**SUPPLIED DATA:**

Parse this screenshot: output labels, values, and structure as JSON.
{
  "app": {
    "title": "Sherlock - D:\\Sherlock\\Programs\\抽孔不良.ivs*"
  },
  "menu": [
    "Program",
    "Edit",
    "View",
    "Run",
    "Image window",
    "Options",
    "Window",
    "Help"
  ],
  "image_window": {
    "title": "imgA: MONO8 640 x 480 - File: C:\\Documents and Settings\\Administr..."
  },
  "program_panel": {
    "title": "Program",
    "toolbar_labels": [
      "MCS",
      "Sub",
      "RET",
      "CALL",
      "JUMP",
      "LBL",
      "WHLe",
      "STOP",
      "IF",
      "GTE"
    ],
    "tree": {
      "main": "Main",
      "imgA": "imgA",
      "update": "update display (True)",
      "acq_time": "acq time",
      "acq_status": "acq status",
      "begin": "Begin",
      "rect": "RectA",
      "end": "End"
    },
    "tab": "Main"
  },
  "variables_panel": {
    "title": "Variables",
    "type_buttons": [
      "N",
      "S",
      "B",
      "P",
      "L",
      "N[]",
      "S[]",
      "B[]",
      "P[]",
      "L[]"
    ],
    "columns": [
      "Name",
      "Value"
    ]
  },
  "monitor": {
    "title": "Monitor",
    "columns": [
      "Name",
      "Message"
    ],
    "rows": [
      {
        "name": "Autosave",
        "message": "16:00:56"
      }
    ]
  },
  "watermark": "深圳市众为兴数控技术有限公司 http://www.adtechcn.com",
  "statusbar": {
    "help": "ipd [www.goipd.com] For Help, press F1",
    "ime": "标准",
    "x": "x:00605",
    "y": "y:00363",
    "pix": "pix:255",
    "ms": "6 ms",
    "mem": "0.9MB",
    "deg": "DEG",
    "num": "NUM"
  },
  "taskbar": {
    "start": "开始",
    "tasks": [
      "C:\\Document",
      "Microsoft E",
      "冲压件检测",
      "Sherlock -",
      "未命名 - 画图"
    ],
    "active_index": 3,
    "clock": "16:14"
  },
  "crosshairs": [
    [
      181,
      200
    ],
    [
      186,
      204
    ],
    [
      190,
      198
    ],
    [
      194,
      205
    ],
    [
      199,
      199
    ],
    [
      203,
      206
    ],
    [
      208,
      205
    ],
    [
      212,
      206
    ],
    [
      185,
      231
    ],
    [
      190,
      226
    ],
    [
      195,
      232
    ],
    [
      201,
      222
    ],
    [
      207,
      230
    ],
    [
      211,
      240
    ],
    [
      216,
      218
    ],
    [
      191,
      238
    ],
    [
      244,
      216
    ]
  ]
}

**PROBLEM REQUIREMENTS:**
Take the material above and return all of it exactly.

**FULL ANSWER:**
Parse this screenshot: output labels, values, and structure as JSON.
{
  "app": {
    "title": "Sherlock - D:\\Sherlock\\Programs\\抽孔不良.ivs*"
  },
  "menu": [
    "Program",
    "Edit",
    "View",
    "Run",
    "Image window",
    "Options",
    "Window",
    "Help"
  ],
  "image_window": {
    "title": "imgA: MONO8 640 x 480 - File: C:\\Documents and Settings\\Administr..."
  },
  "program_panel": {
    "title": "Program",
    "toolbar_labels": [
      "MCS",
      "Sub",
      "RET",
      "CALL",
      "JUMP",
      "LBL",
      "WHLe",
      "STOP",
      "IF",
      "GTE"
    ],
    "tree": {
      "main": "Main",
      "imgA": "imgA",
      "update": "update display (True)",
      "acq_time": "acq time",
      "acq_status": "acq status",
      "begin": "Begin",
      "rect": "RectA",
      "end": "End"
    },
    "tab": "Main"
  },
  "variables_panel": {
    "title": "Variables",
    "type_buttons": [
      "N",
      "S",
      "B",
      "P",
      "L",
      "N[]",
      "S[]",
      "B[]",
      "P[]",
      "L[]"
    ],
    "columns": [
      "Name",
      "Value"
    ]
  },
  "monitor": {
    "title": "Monitor",
    "columns": [
      "Name",
      "Message"
    ],
    "rows": [
      {
        "name": "Autosave",
        "message": "16:00:56"
      }
    ]
  },
  "watermark": "深圳市众为兴数控技术有限公司 http://www.adtechcn.com",
  "statusbar": {
    "help": "ipd [www.goipd.com] For Help, press F1",
    "ime": "标准",
    "x": "x:00605",
    "y": "y:00363",
    "pix": "pix:255",
    "ms": "6 ms",
    "mem": "0.9MB",
    "deg": "DEG",
    "num": "NUM"
  },
  "taskbar": {
    "start": "开始",
    "tasks": [
      "C:\\Document",
      "Microsoft E",
      "冲压件检测",
      "Sherlock -",
      "未命名 - 画图"
    ],
    "active_index": 3,
    "clock": "16:14"
  },
  "crosshairs": [
    [
      181,
      200
    ],
    [
      186,
      204
    ],
    [
      190,
      198
    ],
    [
      194,
      205
    ],
    [
      199,
      199
    ],
    [
      203,
      206
    ],
    [
      208,
      205
    ],
    [
      212,
      206
    ],
    [
      185,
      231
    ],
    [
      190,
      226
    ],
    [
      195,
      232
    ],
    [
      201,
      222
    ],
    [
      207,
      230
    ],
    [
      211,
      240
    ],
    [
      216,
      218
    ],
    [
      191,
      238
    ],
    [
      244,
      216
    ]
  ]
}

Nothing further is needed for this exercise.